**MATERIALS PROVIDED**.
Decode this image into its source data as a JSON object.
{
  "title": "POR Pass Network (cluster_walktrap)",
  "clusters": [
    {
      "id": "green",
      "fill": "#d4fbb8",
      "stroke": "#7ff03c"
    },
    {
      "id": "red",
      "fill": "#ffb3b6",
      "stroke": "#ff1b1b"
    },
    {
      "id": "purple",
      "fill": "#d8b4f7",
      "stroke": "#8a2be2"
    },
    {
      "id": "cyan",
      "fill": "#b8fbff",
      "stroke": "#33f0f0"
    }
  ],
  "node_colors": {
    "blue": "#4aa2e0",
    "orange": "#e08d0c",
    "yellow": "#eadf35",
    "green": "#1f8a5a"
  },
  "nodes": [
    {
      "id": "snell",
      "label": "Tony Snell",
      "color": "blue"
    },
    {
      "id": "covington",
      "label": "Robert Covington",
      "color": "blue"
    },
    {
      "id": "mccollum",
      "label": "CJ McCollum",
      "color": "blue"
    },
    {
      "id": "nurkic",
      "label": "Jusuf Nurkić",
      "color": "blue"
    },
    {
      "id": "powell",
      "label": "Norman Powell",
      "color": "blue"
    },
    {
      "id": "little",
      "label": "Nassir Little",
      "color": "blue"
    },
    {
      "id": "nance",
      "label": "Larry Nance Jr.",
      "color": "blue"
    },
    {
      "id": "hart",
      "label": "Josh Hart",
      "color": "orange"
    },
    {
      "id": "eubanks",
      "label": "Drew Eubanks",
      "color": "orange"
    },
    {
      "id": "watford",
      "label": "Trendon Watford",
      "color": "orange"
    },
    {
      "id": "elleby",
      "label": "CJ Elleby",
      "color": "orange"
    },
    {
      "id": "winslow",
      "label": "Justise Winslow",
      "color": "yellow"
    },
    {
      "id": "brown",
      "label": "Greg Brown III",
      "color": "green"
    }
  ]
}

**WHAT THE EXERCISE ASKS**. For each line of the entries that includes "stroke", show that line.

**THE REPLY**.
      "stroke": "#7ff03c"
      "stroke": "#ff1b1b"
      "stroke": "#8a2be2"
      "stroke": "#33f0f0"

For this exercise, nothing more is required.